╭──

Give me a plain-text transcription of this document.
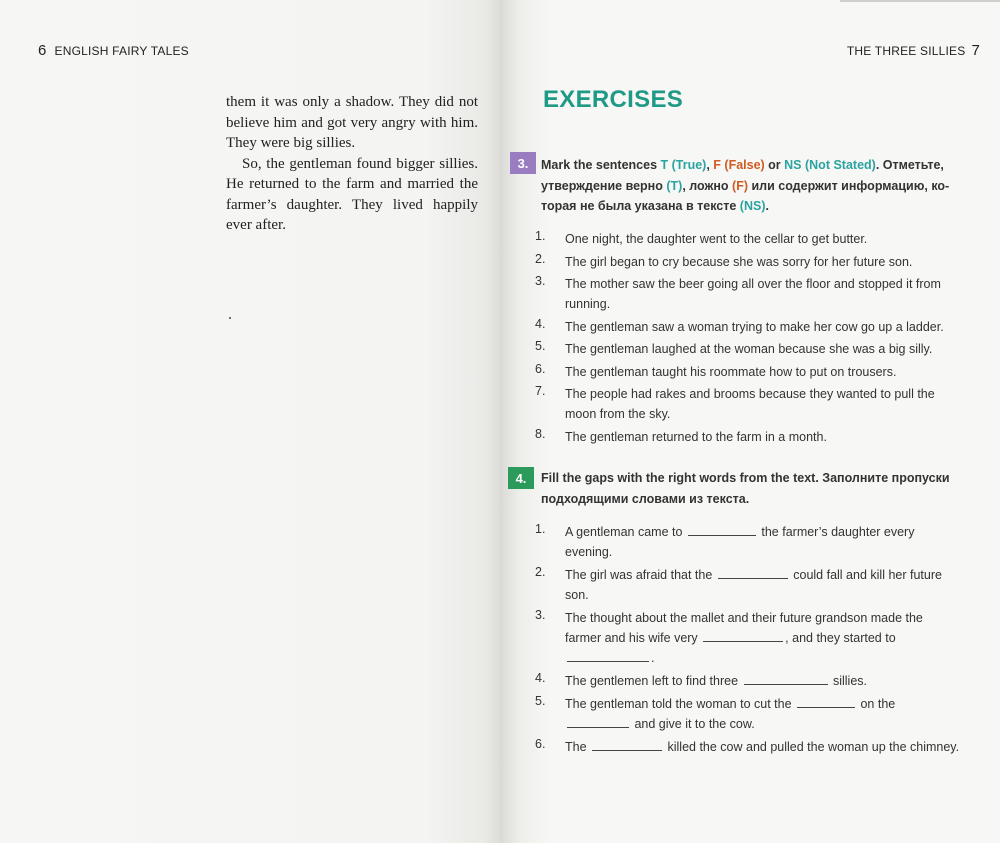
6 ENGLISH FAIRY TALES

them it was only a shadow. They did not believe him and got very angry with him. They were big sillies.

So, the gentleman found bigger sillies. He returned to the farm and married the farmer’s daughter. They lived happily ever after.

THE THREE SILLIES 7
EXERCISES
3.	Mark the sentences T (True), F (False) or NS (Not Stated). Отметьте, утверждение верно (T), ложно (F) или содержит информацию, которая не была указана в тексте (NS).
1.	One night, the daughter went to the cellar to get butter.
2.	The girl began to cry because she was sorry for her future son.
3.	The mother saw the beer going all over the floor and stopped it from running.
4.	The gentleman saw a woman trying to make her cow go up a ladder.
5.	The gentleman laughed at the woman because she was a big silly.
6.	The gentleman taught his roommate how to put on trousers.
7.	The people had rakes and brooms because they wanted to pull the moon from the sky.
8.	The gentleman returned to the farm in a month.
4.	Fill the gaps with the right words from the text. Заполните пропуски подходящими словами из текста.
1.	A gentleman came to	the farmer’s daughter every evening.
2.	The girl was afraid that the	could fall and kill her future son.
3.	The thought about the mallet and their future grandson made the farmer and his wife very	, and they started to .
4.	The gentlemen left to find three	sillies.
5.	The gentleman told the woman to cut the	on the  and give it to the cow.
6.	The	killed the cow and pulled the woman up the chimney.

╰──

### Exercise requirements
Copy every record above exactly, leaving out the pictures.

### Task solution
Give me a plain-text transcription of this document.
6 ENGLISH FAIRY TALES

them it was only a shadow. They did not believe him and got very angry with him. They were big sillies.

So, the gentleman found bigger sillies. He returned to the farm and married the farmer’s daughter. They lived happily ever after.

THE THREE SILLIES 7
EXERCISES
3.	Mark the sentences T (True), F (False) or NS (Not Stated). Отметьте, утверждение верно (T), ложно (F) или содержит информацию, которая не была указана в тексте (NS).
1.	One night, the daughter went to the cellar to get butter.
2.	The girl began to cry because she was sorry for her future son.
3.	The mother saw the beer going all over the floor and stopped it from running.
4.	The gentleman saw a woman trying to make her cow go up a ladder.
5.	The gentleman laughed at the woman because she was a big silly.
6.	The gentleman taught his roommate how to put on trousers.
7.	The people had rakes and brooms because they wanted to pull the moon from the sky.
8.	The gentleman returned to the farm in a month.
4.	Fill the gaps with the right words from the text. Заполните пропуски подходящими словами из текста.
1.	A gentleman came to	the farmer’s daughter every evening.
2.	The girl was afraid that the	could fall and kill her future son.
3.	The thought about the mallet and their future grandson made the farmer and his wife very	, and they started to .
4.	The gentlemen left to find three	sillies.
5.	The gentleman told the woman to cut the	on the  and give it to the cow.
6.	The	killed the cow and pulled the woman up the chimney.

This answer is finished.